## Start Records supplied

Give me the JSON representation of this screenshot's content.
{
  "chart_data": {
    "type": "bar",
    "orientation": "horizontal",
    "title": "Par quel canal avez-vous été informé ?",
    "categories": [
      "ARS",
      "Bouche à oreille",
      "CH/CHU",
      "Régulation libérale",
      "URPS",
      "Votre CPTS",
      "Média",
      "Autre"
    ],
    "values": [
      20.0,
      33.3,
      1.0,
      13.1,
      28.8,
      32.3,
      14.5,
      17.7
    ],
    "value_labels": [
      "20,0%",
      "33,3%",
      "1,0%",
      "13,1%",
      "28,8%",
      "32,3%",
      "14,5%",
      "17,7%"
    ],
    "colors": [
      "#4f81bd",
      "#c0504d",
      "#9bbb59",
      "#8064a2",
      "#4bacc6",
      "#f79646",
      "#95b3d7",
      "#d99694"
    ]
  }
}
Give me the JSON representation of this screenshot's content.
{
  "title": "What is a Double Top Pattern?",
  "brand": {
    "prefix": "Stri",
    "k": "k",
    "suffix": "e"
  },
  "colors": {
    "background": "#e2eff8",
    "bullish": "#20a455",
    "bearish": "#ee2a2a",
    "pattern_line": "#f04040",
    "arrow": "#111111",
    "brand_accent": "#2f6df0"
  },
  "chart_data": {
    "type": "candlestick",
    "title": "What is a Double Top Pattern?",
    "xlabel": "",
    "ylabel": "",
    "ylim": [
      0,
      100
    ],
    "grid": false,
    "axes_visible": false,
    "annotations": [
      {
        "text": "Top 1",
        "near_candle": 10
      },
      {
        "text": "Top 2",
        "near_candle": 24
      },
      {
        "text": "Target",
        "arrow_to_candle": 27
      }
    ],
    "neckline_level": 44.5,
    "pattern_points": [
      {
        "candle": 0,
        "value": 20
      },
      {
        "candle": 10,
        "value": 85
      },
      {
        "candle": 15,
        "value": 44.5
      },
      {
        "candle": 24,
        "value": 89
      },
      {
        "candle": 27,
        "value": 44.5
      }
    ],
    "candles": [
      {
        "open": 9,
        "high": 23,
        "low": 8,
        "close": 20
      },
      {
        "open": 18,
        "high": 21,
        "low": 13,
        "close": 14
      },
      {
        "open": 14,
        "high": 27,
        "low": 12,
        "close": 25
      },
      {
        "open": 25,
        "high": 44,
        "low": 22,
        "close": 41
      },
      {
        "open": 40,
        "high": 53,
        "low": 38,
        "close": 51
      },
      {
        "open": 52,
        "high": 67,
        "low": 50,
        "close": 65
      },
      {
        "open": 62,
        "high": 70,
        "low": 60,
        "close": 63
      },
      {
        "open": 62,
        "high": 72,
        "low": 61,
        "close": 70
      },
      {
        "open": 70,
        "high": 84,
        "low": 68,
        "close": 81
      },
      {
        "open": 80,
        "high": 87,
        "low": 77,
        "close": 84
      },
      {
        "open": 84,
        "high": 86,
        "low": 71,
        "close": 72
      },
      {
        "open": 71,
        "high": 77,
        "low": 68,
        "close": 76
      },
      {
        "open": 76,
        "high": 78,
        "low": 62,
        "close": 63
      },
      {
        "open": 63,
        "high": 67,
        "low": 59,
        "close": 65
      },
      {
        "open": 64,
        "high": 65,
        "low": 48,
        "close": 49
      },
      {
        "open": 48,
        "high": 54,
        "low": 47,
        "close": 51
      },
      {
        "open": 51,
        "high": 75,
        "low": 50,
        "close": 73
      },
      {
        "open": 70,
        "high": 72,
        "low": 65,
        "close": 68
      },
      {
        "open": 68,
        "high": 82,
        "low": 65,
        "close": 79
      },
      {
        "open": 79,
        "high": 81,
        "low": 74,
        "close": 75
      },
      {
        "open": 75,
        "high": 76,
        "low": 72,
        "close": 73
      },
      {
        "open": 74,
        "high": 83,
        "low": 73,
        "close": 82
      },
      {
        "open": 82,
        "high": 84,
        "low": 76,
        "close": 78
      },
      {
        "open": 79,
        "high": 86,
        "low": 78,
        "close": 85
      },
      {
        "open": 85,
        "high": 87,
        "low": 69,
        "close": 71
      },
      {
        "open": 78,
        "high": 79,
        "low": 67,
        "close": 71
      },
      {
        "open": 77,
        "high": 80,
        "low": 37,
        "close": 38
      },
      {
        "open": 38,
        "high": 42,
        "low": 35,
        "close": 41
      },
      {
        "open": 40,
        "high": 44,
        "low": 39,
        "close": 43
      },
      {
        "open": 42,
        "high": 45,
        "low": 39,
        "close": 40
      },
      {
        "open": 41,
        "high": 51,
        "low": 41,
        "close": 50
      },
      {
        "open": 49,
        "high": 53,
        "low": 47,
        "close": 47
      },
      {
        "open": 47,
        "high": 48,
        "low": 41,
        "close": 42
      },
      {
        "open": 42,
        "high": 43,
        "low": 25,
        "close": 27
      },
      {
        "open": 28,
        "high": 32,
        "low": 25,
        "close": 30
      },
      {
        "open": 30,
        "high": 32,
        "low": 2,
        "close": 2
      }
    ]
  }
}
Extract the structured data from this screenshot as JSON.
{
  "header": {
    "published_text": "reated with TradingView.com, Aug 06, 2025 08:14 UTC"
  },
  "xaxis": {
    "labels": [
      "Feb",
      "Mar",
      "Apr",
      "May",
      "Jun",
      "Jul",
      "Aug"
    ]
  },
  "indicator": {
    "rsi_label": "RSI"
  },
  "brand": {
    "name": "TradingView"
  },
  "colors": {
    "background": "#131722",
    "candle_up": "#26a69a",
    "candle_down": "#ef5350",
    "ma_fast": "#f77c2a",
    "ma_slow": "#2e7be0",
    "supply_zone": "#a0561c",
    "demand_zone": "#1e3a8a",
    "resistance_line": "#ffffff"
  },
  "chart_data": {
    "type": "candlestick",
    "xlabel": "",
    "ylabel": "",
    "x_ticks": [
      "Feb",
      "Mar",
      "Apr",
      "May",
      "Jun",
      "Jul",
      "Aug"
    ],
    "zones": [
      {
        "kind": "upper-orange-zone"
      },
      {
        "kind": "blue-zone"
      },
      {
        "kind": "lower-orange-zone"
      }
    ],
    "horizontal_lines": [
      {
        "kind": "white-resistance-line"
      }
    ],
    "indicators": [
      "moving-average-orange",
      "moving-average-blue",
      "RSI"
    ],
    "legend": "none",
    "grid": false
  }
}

## End Records supplied

What the task requires →
Copy each record from above without leaving any out.

Completed task →
Give me the JSON representation of this screenshot's content.
{
  "chart_data": {
    "type": "bar",
    "orientation": "horizontal",
    "title": "Par quel canal avez-vous été informé ?",
    "categories": [
      "ARS",
      "Bouche à oreille",
      "CH/CHU",
      "Régulation libérale",
      "URPS",
      "Votre CPTS",
      "Média",
      "Autre"
    ],
    "values": [
      20.0,
      33.3,
      1.0,
      13.1,
      28.8,
      32.3,
      14.5,
      17.7
    ],
    "value_labels": [
      "20,0%",
      "33,3%",
      "1,0%",
      "13,1%",
      "28,8%",
      "32,3%",
      "14,5%",
      "17,7%"
    ],
    "colors": [
      "#4f81bd",
      "#c0504d",
      "#9bbb59",
      "#8064a2",
      "#4bacc6",
      "#f79646",
      "#95b3d7",
      "#d99694"
    ]
  }
}
Give me the JSON representation of this screenshot's content.
{
  "title": "What is a Double Top Pattern?",
  "brand": {
    "prefix": "Stri",
    "k": "k",
    "suffix": "e"
  },
  "colors": {
    "background": "#e2eff8",
    "bullish": "#20a455",
    "bearish": "#ee2a2a",
    "pattern_line": "#f04040",
    "arrow": "#111111",
    "brand_accent": "#2f6df0"
  },
  "chart_data": {
    "type": "candlestick",
    "title": "What is a Double Top Pattern?",
    "xlabel": "",
    "ylabel": "",
    "ylim": [
      0,
      100
    ],
    "grid": false,
    "axes_visible": false,
    "annotations": [
      {
        "text": "Top 1",
        "near_candle": 10
      },
      {
        "text": "Top 2",
        "near_candle": 24
      },
      {
        "text": "Target",
        "arrow_to_candle": 27
      }
    ],
    "neckline_level": 44.5,
    "pattern_points": [
      {
        "candle": 0,
        "value": 20
      },
      {
        "candle": 10,
        "value": 85
      },
      {
        "candle": 15,
        "value": 44.5
      },
      {
        "candle": 24,
        "value": 89
      },
      {
        "candle": 27,
        "value": 44.5
      }
    ],
    "candles": [
      {
        "open": 9,
        "high": 23,
        "low": 8,
        "close": 20
      },
      {
        "open": 18,
        "high": 21,
        "low": 13,
        "close": 14
      },
      {
        "open": 14,
        "high": 27,
        "low": 12,
        "close": 25
      },
      {
        "open": 25,
        "high": 44,
        "low": 22,
        "close": 41
      },
      {
        "open": 40,
        "high": 53,
        "low": 38,
        "close": 51
      },
      {
        "open": 52,
        "high": 67,
        "low": 50,
        "close": 65
      },
      {
        "open": 62,
        "high": 70,
        "low": 60,
        "close": 63
      },
      {
        "open": 62,
        "high": 72,
        "low": 61,
        "close": 70
      },
      {
        "open": 70,
        "high": 84,
        "low": 68,
        "close": 81
      },
      {
        "open": 80,
        "high": 87,
        "low": 77,
        "close": 84
      },
      {
        "open": 84,
        "high": 86,
        "low": 71,
        "close": 72
      },
      {
        "open": 71,
        "high": 77,
        "low": 68,
        "close": 76
      },
      {
        "open": 76,
        "high": 78,
        "low": 62,
        "close": 63
      },
      {
        "open": 63,
        "high": 67,
        "low": 59,
        "close": 65
      },
      {
        "open": 64,
        "high": 65,
        "low": 48,
        "close": 49
      },
      {
        "open": 48,
        "high": 54,
        "low": 47,
        "close": 51
      },
      {
        "open": 51,
        "high": 75,
        "low": 50,
        "close": 73
      },
      {
        "open": 70,
        "high": 72,
        "low": 65,
        "close": 68
      },
      {
        "open": 68,
        "high": 82,
        "low": 65,
        "close": 79
      },
      {
        "open": 79,
        "high": 81,
        "low": 74,
        "close": 75
      },
      {
        "open": 75,
        "high": 76,
        "low": 72,
        "close": 73
      },
      {
        "open": 74,
        "high": 83,
        "low": 73,
        "close": 82
      },
      {
        "open": 82,
        "high": 84,
        "low": 76,
        "close": 78
      },
      {
        "open": 79,
        "high": 86,
        "low": 78,
        "close": 85
      },
      {
        "open": 85,
        "high": 87,
        "low": 69,
        "close": 71
      },
      {
        "open": 78,
        "high": 79,
        "low": 67,
        "close": 71
      },
      {
        "open": 77,
        "high": 80,
        "low": 37,
        "close": 38
      },
      {
        "open": 38,
        "high": 42,
        "low": 35,
        "close": 41
      },
      {
        "open": 40,
        "high": 44,
        "low": 39,
        "close": 43
      },
      {
        "open": 42,
        "high": 45,
        "low": 39,
        "close": 40
      },
      {
        "open": 41,
        "high": 51,
        "low": 41,
        "close": 50
      },
      {
        "open": 49,
        "high": 53,
        "low": 47,
        "close": 47
      },
      {
        "open": 47,
        "high": 48,
        "low": 41,
        "close": 42
      },
      {
        "open": 42,
        "high": 43,
        "low": 25,
        "close": 27
      },
      {
        "open": 28,
        "high": 32,
        "low": 25,
        "close": 30
      },
      {
        "open": 30,
        "high": 32,
        "low": 2,
        "close": 2
      }
    ]
  }
}
Extract the structured data from this screenshot as JSON.
{
  "header": {
    "published_text": "reated with TradingView.com, Aug 06, 2025 08:14 UTC"
  },
  "xaxis": {
    "labels": [
      "Feb",
      "Mar",
      "Apr",
      "May",
      "Jun",
      "Jul",
      "Aug"
    ]
  },
  "indicator": {
    "rsi_label": "RSI"
  },
  "brand": {
    "name": "TradingView"
  },
  "colors": {
    "background": "#131722",
    "candle_up": "#26a69a",
    "candle_down": "#ef5350",
    "ma_fast": "#f77c2a",
    "ma_slow": "#2e7be0",
    "supply_zone": "#a0561c",
    "demand_zone": "#1e3a8a",
    "resistance_line": "#ffffff"
  },
  "chart_data": {
    "type": "candlestick",
    "xlabel": "",
    "ylabel": "",
    "x_ticks": [
      "Feb",
      "Mar",
      "Apr",
      "May",
      "Jun",
      "Jul",
      "Aug"
    ],
    "zones": [
      {
        "kind": "upper-orange-zone"
      },
      {
        "kind": "blue-zone"
      },
      {
        "kind": "lower-orange-zone"
      }
    ],
    "horizontal_lines": [
      {
        "kind": "white-resistance-line"
      }
    ],
    "indicators": [
      "moving-average-orange",
      "moving-average-blue",
      "RSI"
    ],
    "legend": "none",
    "grid": false
  }
}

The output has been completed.